What to work on:
Write out exactly the lines running from the one that contains "What's the underlying" through the end of the material.

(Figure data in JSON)
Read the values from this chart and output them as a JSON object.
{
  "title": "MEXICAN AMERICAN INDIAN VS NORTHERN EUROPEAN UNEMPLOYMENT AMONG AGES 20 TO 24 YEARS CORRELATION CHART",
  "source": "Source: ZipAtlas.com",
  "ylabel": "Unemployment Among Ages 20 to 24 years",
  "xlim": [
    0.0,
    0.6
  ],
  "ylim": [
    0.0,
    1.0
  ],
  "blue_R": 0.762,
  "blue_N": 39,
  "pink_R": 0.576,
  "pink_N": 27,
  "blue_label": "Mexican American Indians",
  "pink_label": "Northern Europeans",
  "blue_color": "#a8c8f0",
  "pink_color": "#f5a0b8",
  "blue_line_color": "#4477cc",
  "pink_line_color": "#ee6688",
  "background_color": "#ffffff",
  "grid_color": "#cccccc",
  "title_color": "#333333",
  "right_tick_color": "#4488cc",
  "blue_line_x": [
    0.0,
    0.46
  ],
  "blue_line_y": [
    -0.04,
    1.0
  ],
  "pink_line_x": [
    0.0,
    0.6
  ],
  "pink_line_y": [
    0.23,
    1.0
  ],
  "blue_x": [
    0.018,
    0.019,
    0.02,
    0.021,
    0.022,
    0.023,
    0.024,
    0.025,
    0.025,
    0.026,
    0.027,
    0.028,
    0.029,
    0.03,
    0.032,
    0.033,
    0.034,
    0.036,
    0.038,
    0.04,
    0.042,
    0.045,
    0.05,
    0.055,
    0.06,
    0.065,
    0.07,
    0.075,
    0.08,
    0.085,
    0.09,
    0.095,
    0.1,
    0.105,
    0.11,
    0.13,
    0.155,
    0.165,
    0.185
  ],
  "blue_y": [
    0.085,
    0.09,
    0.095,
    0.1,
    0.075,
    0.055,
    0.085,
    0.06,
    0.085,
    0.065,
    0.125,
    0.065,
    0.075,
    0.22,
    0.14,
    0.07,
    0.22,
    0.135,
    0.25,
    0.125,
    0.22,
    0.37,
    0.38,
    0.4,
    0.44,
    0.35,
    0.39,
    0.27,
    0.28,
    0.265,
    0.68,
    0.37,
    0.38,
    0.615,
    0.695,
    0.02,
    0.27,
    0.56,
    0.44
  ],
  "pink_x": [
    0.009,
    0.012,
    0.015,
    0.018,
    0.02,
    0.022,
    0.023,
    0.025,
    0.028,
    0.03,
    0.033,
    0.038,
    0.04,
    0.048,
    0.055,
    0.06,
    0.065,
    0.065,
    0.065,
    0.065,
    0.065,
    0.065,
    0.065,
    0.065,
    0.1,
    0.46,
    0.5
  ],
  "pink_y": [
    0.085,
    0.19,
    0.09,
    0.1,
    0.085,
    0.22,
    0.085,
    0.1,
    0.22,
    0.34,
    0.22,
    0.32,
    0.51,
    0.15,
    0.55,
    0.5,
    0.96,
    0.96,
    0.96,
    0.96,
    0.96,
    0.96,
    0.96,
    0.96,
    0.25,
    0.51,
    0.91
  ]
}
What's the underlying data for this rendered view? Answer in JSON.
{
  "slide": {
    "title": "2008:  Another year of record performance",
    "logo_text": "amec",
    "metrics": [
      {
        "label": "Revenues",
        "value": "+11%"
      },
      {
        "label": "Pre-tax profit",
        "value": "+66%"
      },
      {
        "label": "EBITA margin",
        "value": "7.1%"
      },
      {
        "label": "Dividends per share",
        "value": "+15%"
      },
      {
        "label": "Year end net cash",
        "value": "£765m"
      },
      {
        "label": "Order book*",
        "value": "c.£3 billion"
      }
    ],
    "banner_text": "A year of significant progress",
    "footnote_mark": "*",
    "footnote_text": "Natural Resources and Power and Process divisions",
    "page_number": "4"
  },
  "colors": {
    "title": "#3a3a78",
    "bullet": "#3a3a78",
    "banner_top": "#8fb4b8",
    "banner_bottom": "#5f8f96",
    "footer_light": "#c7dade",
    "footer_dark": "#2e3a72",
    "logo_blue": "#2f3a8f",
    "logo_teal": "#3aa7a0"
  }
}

Task response:
What's the underlying data for this rendered view? Answer in JSON.
{
  "slide": {
    "title": "2008:  Another year of record performance",
    "logo_text": "amec",
    "metrics": [
      {
        "label": "Revenues",
        "value": "+11%"
      },
      {
        "label": "Pre-tax profit",
        "value": "+66%"
      },
      {
        "label": "EBITA margin",
        "value": "7.1%"
      },
      {
        "label": "Dividends per share",
        "value": "+15%"
      },
      {
        "label": "Year end net cash",
        "value": "£765m"
      },
      {
        "label": "Order book*",
        "value": "c.£3 billion"
      }
    ],
    "banner_text": "A year of significant progress",
    "footnote_mark": "*",
    "footnote_text": "Natural Resources and Power and Process divisions",
    "page_number": "4"
  },
  "colors": {
    "title": "#3a3a78",
    "bullet": "#3a3a78",
    "banner_top": "#8fb4b8",
    "banner_bottom": "#5f8f96",
    "footer_light": "#c7dade",
    "footer_dark": "#2e3a72",
    "logo_blue": "#2f3a8f",
    "logo_teal": "#3aa7a0"
  }
}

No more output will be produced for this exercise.